Problem –
Make an exact copy of the records, with the pictures left out.

Collected data entries:
****************************************
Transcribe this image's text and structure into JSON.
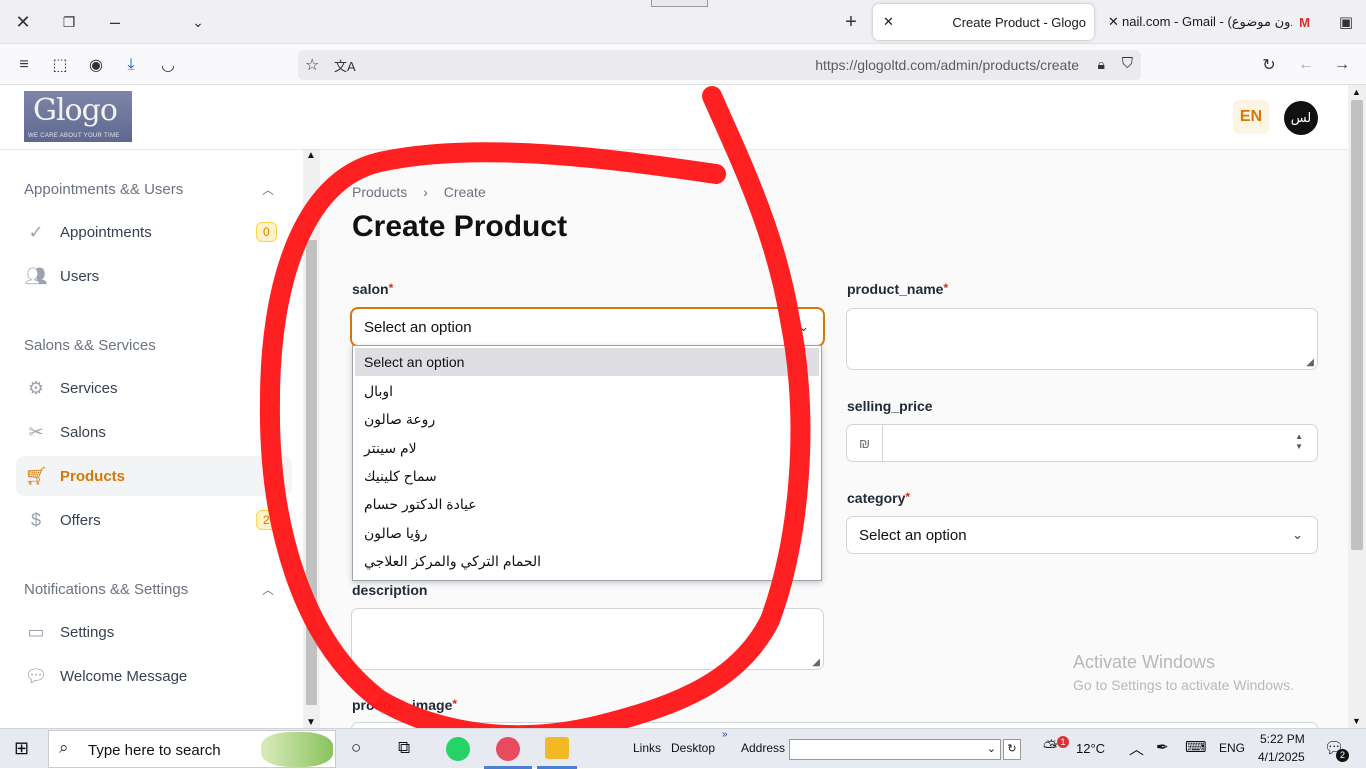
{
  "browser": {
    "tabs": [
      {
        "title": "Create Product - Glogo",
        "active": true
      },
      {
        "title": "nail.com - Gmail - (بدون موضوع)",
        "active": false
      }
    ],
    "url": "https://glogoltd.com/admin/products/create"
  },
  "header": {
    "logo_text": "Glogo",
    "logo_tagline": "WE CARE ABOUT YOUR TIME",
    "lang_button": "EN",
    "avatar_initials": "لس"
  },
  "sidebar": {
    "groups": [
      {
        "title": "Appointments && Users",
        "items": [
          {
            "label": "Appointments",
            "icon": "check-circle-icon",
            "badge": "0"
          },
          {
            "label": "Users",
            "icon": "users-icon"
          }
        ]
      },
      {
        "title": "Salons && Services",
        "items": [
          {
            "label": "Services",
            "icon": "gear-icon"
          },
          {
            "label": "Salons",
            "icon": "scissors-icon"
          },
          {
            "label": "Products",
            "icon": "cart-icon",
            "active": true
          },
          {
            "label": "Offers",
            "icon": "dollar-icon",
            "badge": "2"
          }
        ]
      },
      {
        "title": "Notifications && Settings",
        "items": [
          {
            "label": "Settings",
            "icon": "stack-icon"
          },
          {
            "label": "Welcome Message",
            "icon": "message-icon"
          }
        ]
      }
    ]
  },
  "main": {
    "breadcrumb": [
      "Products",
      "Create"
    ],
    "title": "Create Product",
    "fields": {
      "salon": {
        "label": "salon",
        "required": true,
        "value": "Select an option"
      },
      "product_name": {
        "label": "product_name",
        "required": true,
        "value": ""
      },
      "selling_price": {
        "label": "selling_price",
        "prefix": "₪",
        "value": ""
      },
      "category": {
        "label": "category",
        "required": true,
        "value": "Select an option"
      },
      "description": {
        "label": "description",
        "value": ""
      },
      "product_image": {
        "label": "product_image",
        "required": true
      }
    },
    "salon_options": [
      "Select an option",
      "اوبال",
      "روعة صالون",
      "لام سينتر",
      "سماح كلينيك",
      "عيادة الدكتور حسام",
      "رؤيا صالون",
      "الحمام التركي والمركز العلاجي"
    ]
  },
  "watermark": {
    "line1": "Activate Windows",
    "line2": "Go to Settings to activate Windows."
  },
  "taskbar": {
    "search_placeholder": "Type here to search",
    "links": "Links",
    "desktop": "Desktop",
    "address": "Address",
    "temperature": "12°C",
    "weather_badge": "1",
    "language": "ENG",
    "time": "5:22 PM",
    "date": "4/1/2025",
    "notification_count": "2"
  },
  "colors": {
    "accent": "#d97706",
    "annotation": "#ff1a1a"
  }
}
****************************************
Completed exercise –
Transcribe this image's text and structure into JSON.
{
  "browser": {
    "tabs": [
      {
        "title": "Create Product - Glogo",
        "active": true
      },
      {
        "title": "nail.com - Gmail - (بدون موضوع)",
        "active": false
      }
    ],
    "url": "https://glogoltd.com/admin/products/create"
  },
  "header": {
    "logo_text": "Glogo",
    "logo_tagline": "WE CARE ABOUT YOUR TIME",
    "lang_button": "EN",
    "avatar_initials": "لس"
  },
  "sidebar": {
    "groups": [
      {
        "title": "Appointments && Users",
        "items": [
          {
            "label": "Appointments",
            "icon": "check-circle-icon",
            "badge": "0"
          },
          {
            "label": "Users",
            "icon": "users-icon"
          }
        ]
      },
      {
        "title": "Salons && Services",
        "items": [
          {
            "label": "Services",
            "icon": "gear-icon"
          },
          {
            "label": "Salons",
            "icon": "scissors-icon"
          },
          {
            "label": "Products",
            "icon": "cart-icon",
            "active": true
          },
          {
            "label": "Offers",
            "icon": "dollar-icon",
            "badge": "2"
          }
        ]
      },
      {
        "title": "Notifications && Settings",
        "items": [
          {
            "label": "Settings",
            "icon": "stack-icon"
          },
          {
            "label": "Welcome Message",
            "icon": "message-icon"
          }
        ]
      }
    ]
  },
  "main": {
    "breadcrumb": [
      "Products",
      "Create"
    ],
    "title": "Create Product",
    "fields": {
      "salon": {
        "label": "salon",
        "required": true,
        "value": "Select an option"
      },
      "product_name": {
        "label": "product_name",
        "required": true,
        "value": ""
      },
      "selling_price": {
        "label": "selling_price",
        "prefix": "₪",
        "value": ""
      },
      "category": {
        "label": "category",
        "required": true,
        "value": "Select an option"
      },
      "description": {
        "label": "description",
        "value": ""
      },
      "product_image": {
        "label": "product_image",
        "required": true
      }
    },
    "salon_options": [
      "Select an option",
      "اوبال",
      "روعة صالون",
      "لام سينتر",
      "سماح كلينيك",
      "عيادة الدكتور حسام",
      "رؤيا صالون",
      "الحمام التركي والمركز العلاجي"
    ]
  },
  "watermark": {
    "line1": "Activate Windows",
    "line2": "Go to Settings to activate Windows."
  },
  "taskbar": {
    "search_placeholder": "Type here to search",
    "links": "Links",
    "desktop": "Desktop",
    "address": "Address",
    "temperature": "12°C",
    "weather_badge": "1",
    "language": "ENG",
    "time": "5:22 PM",
    "date": "4/1/2025",
    "notification_count": "2"
  },
  "colors": {
    "accent": "#d97706",
    "annotation": "#ff1a1a"
  }
}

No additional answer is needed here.